_TASK DATA_.

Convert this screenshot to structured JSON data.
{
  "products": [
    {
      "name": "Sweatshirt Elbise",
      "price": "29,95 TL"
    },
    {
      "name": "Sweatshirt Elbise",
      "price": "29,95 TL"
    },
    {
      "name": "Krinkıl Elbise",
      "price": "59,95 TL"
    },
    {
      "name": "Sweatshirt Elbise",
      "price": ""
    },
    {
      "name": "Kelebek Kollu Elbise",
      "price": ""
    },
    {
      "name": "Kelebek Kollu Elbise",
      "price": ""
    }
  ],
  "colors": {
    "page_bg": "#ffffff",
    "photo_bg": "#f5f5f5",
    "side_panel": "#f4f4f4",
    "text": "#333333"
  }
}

_TO BE DONE_. Would you restate each of the entries word for word?

_FULL SOLUTION_.
Convert this screenshot to structured JSON data.
{
  "products": [
    {
      "name": "Sweatshirt Elbise",
      "price": "29,95 TL"
    },
    {
      "name": "Sweatshirt Elbise",
      "price": "29,95 TL"
    },
    {
      "name": "Krinkıl Elbise",
      "price": "59,95 TL"
    },
    {
      "name": "Sweatshirt Elbise",
      "price": ""
    },
    {
      "name": "Kelebek Kollu Elbise",
      "price": ""
    },
    {
      "name": "Kelebek Kollu Elbise",
      "price": ""
    }
  ],
  "colors": {
    "page_bg": "#ffffff",
    "photo_bg": "#f5f5f5",
    "side_panel": "#f4f4f4",
    "text": "#333333"
  }
}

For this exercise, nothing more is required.